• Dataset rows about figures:
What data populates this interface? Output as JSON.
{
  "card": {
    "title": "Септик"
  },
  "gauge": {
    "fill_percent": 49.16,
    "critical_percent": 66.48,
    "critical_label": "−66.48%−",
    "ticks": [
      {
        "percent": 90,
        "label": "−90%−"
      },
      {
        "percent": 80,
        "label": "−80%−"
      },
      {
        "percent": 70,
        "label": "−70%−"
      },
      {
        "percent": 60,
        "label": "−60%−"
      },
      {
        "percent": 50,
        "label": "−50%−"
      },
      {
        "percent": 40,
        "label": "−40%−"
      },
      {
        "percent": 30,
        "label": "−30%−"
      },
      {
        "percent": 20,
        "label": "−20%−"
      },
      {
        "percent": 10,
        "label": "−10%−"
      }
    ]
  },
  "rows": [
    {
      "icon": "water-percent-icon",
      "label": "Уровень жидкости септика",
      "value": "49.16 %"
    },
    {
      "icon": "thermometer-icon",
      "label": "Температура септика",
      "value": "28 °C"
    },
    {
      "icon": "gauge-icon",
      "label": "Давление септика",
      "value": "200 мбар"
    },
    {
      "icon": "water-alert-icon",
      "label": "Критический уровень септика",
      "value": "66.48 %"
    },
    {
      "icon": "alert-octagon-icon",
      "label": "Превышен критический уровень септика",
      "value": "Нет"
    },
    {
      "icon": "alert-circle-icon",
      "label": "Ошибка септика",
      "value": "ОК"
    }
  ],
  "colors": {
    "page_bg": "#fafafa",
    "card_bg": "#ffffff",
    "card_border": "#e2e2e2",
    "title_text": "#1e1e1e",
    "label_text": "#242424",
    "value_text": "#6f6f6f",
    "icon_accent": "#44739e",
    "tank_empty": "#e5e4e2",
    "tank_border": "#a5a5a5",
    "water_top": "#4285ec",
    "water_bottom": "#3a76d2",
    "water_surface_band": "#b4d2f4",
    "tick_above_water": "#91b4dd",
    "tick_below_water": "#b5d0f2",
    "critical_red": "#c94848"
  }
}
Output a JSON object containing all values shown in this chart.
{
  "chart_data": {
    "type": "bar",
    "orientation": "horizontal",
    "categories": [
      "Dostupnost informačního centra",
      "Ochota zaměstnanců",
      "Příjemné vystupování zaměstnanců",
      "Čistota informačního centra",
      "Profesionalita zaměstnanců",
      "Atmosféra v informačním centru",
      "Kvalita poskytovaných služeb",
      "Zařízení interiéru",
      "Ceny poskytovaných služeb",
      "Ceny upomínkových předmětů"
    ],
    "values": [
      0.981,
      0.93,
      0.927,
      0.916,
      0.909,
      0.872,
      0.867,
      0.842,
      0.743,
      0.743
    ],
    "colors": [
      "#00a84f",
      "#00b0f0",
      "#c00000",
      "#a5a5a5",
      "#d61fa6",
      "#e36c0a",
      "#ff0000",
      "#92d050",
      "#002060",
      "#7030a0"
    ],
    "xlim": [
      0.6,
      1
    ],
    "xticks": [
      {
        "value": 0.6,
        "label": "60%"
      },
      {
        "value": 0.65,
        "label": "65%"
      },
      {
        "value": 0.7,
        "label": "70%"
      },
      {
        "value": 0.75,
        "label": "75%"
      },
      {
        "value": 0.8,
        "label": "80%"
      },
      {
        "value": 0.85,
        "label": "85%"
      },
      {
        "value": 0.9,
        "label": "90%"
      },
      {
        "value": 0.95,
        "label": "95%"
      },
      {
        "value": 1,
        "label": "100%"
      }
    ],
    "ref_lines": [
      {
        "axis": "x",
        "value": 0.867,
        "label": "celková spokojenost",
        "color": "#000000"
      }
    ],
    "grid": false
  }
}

• Task details:
Extract every line of the records above that contains the word "Output".

• Result of this exercise:
What data populates this interface? Output as JSON.
Output a JSON object containing all values shown in this chart.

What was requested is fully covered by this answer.